__Exercise__:
Every line of the material that follows must be printed again exactly.

[Data entries for graphics]

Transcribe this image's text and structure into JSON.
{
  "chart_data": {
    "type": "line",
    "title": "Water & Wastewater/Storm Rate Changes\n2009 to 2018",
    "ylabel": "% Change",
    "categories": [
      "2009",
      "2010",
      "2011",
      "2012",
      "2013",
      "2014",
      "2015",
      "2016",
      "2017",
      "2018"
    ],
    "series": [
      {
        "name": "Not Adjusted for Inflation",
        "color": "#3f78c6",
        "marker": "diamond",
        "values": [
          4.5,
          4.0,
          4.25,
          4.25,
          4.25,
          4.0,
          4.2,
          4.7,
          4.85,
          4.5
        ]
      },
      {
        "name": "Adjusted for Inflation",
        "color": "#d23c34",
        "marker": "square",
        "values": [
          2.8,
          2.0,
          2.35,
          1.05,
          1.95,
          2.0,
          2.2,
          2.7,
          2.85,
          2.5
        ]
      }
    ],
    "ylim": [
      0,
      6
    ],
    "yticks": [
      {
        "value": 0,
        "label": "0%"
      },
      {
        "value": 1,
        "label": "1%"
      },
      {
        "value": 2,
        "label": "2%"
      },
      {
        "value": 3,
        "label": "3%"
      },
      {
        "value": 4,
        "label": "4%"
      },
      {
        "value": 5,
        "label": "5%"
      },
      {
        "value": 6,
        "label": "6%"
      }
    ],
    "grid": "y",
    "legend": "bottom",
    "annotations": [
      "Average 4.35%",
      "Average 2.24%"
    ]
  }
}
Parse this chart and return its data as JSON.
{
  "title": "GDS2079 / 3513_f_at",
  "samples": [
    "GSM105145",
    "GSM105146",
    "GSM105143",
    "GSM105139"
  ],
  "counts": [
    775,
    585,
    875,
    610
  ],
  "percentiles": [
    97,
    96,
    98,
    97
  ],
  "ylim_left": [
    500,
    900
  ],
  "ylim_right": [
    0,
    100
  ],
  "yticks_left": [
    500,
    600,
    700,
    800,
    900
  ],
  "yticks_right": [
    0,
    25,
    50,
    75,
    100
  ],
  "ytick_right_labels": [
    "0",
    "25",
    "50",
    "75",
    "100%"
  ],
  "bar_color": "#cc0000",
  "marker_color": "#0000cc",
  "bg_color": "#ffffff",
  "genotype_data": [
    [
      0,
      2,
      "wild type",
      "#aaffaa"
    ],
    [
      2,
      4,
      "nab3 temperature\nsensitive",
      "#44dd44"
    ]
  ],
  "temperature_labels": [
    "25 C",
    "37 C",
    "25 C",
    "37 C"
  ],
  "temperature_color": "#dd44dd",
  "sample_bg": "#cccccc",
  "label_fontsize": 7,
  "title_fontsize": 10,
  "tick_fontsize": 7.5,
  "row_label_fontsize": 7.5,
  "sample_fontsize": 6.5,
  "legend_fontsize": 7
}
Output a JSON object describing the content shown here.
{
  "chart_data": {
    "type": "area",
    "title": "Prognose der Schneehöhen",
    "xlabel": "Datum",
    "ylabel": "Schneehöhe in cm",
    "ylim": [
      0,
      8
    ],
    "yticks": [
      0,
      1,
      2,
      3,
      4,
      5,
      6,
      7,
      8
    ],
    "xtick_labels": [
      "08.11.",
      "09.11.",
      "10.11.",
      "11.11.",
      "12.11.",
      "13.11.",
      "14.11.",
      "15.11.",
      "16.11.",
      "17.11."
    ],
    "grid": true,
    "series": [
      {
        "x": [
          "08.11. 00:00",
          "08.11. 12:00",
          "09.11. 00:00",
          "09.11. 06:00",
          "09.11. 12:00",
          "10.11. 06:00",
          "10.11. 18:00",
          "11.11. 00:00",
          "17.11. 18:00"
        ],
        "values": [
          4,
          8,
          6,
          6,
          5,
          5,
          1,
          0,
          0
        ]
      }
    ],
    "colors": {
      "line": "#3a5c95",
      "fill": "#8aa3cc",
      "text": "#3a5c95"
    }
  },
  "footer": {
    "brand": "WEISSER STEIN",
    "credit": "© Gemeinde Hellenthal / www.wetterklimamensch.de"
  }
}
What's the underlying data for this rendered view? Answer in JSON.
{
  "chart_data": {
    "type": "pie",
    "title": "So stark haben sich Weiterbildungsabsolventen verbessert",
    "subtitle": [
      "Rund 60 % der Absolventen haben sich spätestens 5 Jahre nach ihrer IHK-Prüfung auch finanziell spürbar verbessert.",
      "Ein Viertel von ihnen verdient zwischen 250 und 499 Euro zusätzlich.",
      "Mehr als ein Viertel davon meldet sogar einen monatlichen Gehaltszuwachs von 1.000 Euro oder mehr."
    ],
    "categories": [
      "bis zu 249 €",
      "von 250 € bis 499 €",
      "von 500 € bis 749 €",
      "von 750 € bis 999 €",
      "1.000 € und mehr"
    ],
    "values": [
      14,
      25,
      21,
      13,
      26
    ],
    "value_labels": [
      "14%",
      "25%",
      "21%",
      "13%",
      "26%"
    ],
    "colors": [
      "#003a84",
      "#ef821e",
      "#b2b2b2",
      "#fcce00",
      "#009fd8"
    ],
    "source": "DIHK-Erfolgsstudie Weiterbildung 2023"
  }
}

__Answer to the task__:
Transcribe this image's text and structure into JSON.
{
  "chart_data": {
    "type": "line",
    "title": "Water & Wastewater/Storm Rate Changes\n2009 to 2018",
    "ylabel": "% Change",
    "categories": [
      "2009",
      "2010",
      "2011",
      "2012",
      "2013",
      "2014",
      "2015",
      "2016",
      "2017",
      "2018"
    ],
    "series": [
      {
        "name": "Not Adjusted for Inflation",
        "color": "#3f78c6",
        "marker": "diamond",
        "values": [
          4.5,
          4.0,
          4.25,
          4.25,
          4.25,
          4.0,
          4.2,
          4.7,
          4.85,
          4.5
        ]
      },
      {
        "name": "Adjusted for Inflation",
        "color": "#d23c34",
        "marker": "square",
        "values": [
          2.8,
          2.0,
          2.35,
          1.05,
          1.95,
          2.0,
          2.2,
          2.7,
          2.85,
          2.5
        ]
      }
    ],
    "ylim": [
      0,
      6
    ],
    "yticks": [
      {
        "value": 0,
        "label": "0%"
      },
      {
        "value": 1,
        "label": "1%"
      },
      {
        "value": 2,
        "label": "2%"
      },
      {
        "value": 3,
        "label": "3%"
      },
      {
        "value": 4,
        "label": "4%"
      },
      {
        "value": 5,
        "label": "5%"
      },
      {
        "value": 6,
        "label": "6%"
      }
    ],
    "grid": "y",
    "legend": "bottom",
    "annotations": [
      "Average 4.35%",
      "Average 2.24%"
    ]
  }
}
Parse this chart and return its data as JSON.
{
  "title": "GDS2079 / 3513_f_at",
  "samples": [
    "GSM105145",
    "GSM105146",
    "GSM105143",
    "GSM105139"
  ],
  "counts": [
    775,
    585,
    875,
    610
  ],
  "percentiles": [
    97,
    96,
    98,
    97
  ],
  "ylim_left": [
    500,
    900
  ],
  "ylim_right": [
    0,
    100
  ],
  "yticks_left": [
    500,
    600,
    700,
    800,
    900
  ],
  "yticks_right": [
    0,
    25,
    50,
    75,
    100
  ],
  "ytick_right_labels": [
    "0",
    "25",
    "50",
    "75",
    "100%"
  ],
  "bar_color": "#cc0000",
  "marker_color": "#0000cc",
  "bg_color": "#ffffff",
  "genotype_data": [
    [
      0,
      2,
      "wild type",
      "#aaffaa"
    ],
    [
      2,
      4,
      "nab3 temperature\nsensitive",
      "#44dd44"
    ]
  ],
  "temperature_labels": [
    "25 C",
    "37 C",
    "25 C",
    "37 C"
  ],
  "temperature_color": "#dd44dd",
  "sample_bg": "#cccccc",
  "label_fontsize": 7,
  "title_fontsize": 10,
  "tick_fontsize": 7.5,
  "row_label_fontsize": 7.5,
  "sample_fontsize": 6.5,
  "legend_fontsize": 7
}
Output a JSON object describing the content shown here.
{
  "chart_data": {
    "type": "area",
    "title": "Prognose der Schneehöhen",
    "xlabel": "Datum",
    "ylabel": "Schneehöhe in cm",
    "ylim": [
      0,
      8
    ],
    "yticks": [
      0,
      1,
      2,
      3,
      4,
      5,
      6,
      7,
      8
    ],
    "xtick_labels": [
      "08.11.",
      "09.11.",
      "10.11.",
      "11.11.",
      "12.11.",
      "13.11.",
      "14.11.",
      "15.11.",
      "16.11.",
      "17.11."
    ],
    "grid": true,
    "series": [
      {
        "x": [
          "08.11. 00:00",
          "08.11. 12:00",
          "09.11. 00:00",
          "09.11. 06:00",
          "09.11. 12:00",
          "10.11. 06:00",
          "10.11. 18:00",
          "11.11. 00:00",
          "17.11. 18:00"
        ],
        "values": [
          4,
          8,
          6,
          6,
          5,
          5,
          1,
          0,
          0
        ]
      }
    ],
    "colors": {
      "line": "#3a5c95",
      "fill": "#8aa3cc",
      "text": "#3a5c95"
    }
  },
  "footer": {
    "brand": "WEISSER STEIN",
    "credit": "© Gemeinde Hellenthal / www.wetterklimamensch.de"
  }
}
What's the underlying data for this rendered view? Answer in JSON.
{
  "chart_data": {
    "type": "pie",
    "title": "So stark haben sich Weiterbildungsabsolventen verbessert",
    "subtitle": [
      "Rund 60 % der Absolventen haben sich spätestens 5 Jahre nach ihrer IHK-Prüfung auch finanziell spürbar verbessert.",
      "Ein Viertel von ihnen verdient zwischen 250 und 499 Euro zusätzlich.",
      "Mehr als ein Viertel davon meldet sogar einen monatlichen Gehaltszuwachs von 1.000 Euro oder mehr."
    ],
    "categories": [
      "bis zu 249 €",
      "von 250 € bis 499 €",
      "von 500 € bis 749 €",
      "von 750 € bis 999 €",
      "1.000 € und mehr"
    ],
    "values": [
      14,
      25,
      21,
      13,
      26
    ],
    "value_labels": [
      "14%",
      "25%",
      "21%",
      "13%",
      "26%"
    ],
    "colors": [
      "#003a84",
      "#ef821e",
      "#b2b2b2",
      "#fcce00",
      "#009fd8"
    ],
    "source": "DIHK-Erfolgsstudie Weiterbildung 2023"
  }
}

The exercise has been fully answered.